Exercise objective:
Transcribe the listing in full, excluding any pictures.

Dataset rows:
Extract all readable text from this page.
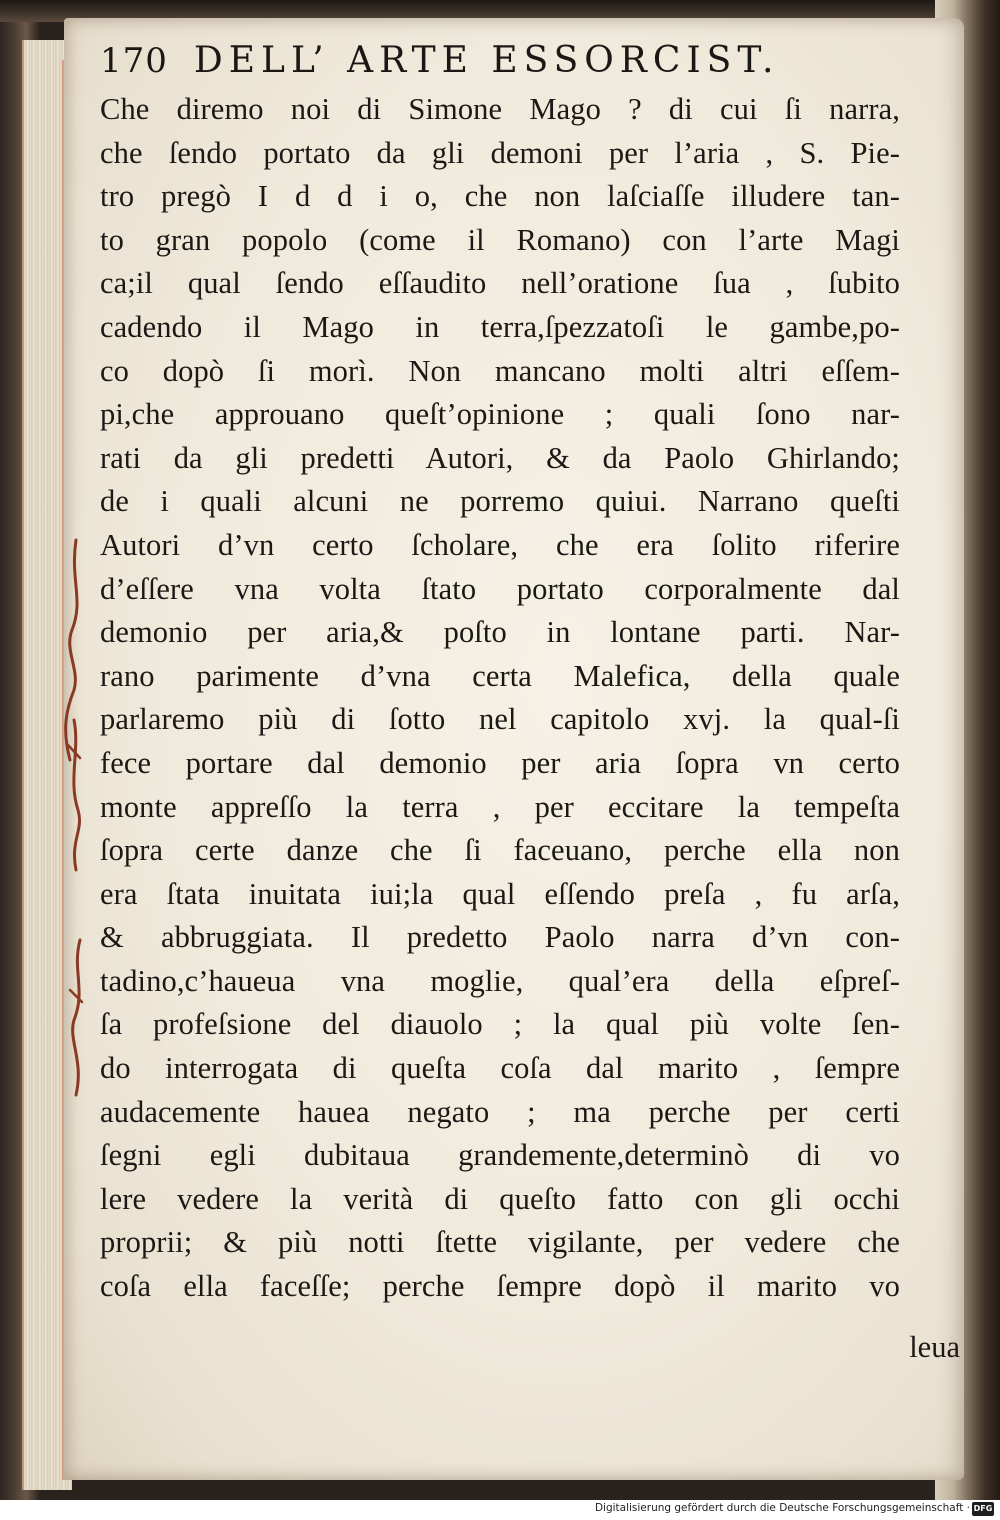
170 DELL’ ARTE ESSORCIST.
Che diremo noi di Simone Mago ? di cui ſi narra,
che ſendo portato da gli demoni per l’aria , S. Pie-
tro pregò I d d i o, che non laſciaſſe illudere tan-
to gran popolo (come il Romano) con l’arte Magi
ca;il qual ſendo eſſaudito nell’oratione ſua , ſubito
cadendo il Mago in terra,ſpezzatoſi le gambe,po-
co dopò ſi morì. Non mancano molti altri eſſem-
pi,che approuano queſt’opinione ; quali ſono nar-
rati da gli predetti Autori, & da Paolo Ghirlando;
de i quali alcuni ne porremo quiui. Narrano queſti
Autori d’vn certo ſcholare, che era ſolito riferire
d’eſſere vna volta ſtato portato corporalmente dal
demonio per aria,& poſto in lontane parti. Nar-
rano parimente d’vna certa Malefica, della quale
parlaremo più di ſotto nel capitolo xvj. la qual-ſi
fece portare dal demonio per aria ſopra vn certo
monte appreſſo la terra , per eccitare la tempeſta
ſopra certe danze che ſi faceuano, perche ella non
era ſtata inuitata iui;la qual eſſendo preſa , fu arſa,
& abbruggiata. Il predetto Paolo narra d’vn con-
tadino,c’haueua vna moglie, qual’era della eſpreſ-
ſa profeſsione del diauolo ; la qual più volte ſen-
do interrogata di queſta coſa dal marito , ſempre
audacemente hauea negato ; ma perche per certi
ſegni egli dubitaua grandemente,determinò di vo
lere vedere la verità di queſto fatto con gli occhi
proprii; & più notti ſtette vigilante, per vedere che
coſa ella faceſſe; perche ſempre dopò il marito vo
leua
Digitalisierung gefördert durch die Deutsche Forschungsgemeinschaft · DFG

Worked answer:
Extract all readable text from this page.
170 DELL’ ARTE ESSORCIST.
Che diremo noi di Simone Mago ? di cui ſi narra,
che ſendo portato da gli demoni per l’aria , S. Pie-
tro pregò I d d i o, che non laſciaſſe illudere tan-
to gran popolo (come il Romano) con l’arte Magi
ca;il qual ſendo eſſaudito nell’oratione ſua , ſubito
cadendo il Mago in terra,ſpezzatoſi le gambe,po-
co dopò ſi morì. Non mancano molti altri eſſem-
pi,che approuano queſt’opinione ; quali ſono nar-
rati da gli predetti Autori, & da Paolo Ghirlando;
de i quali alcuni ne porremo quiui. Narrano queſti
Autori d’vn certo ſcholare, che era ſolito riferire
d’eſſere vna volta ſtato portato corporalmente dal
demonio per aria,& poſto in lontane parti. Nar-
rano parimente d’vna certa Malefica, della quale
parlaremo più di ſotto nel capitolo xvj. la qual-ſi
fece portare dal demonio per aria ſopra vn certo
monte appreſſo la terra , per eccitare la tempeſta
ſopra certe danze che ſi faceuano, perche ella non
era ſtata inuitata iui;la qual eſſendo preſa , fu arſa,
& abbruggiata. Il predetto Paolo narra d’vn con-
tadino,c’haueua vna moglie, qual’era della eſpreſ-
ſa profeſsione del diauolo ; la qual più volte ſen-
do interrogata di queſta coſa dal marito , ſempre
audacemente hauea negato ; ma perche per certi
ſegni egli dubitaua grandemente,determinò di vo
lere vedere la verità di queſto fatto con gli occhi
proprii; & più notti ſtette vigilante, per vedere che
coſa ella faceſſe; perche ſempre dopò il marito vo
leua
Digitalisierung gefördert durch die Deutsche Forschungsgemeinschaft · DFG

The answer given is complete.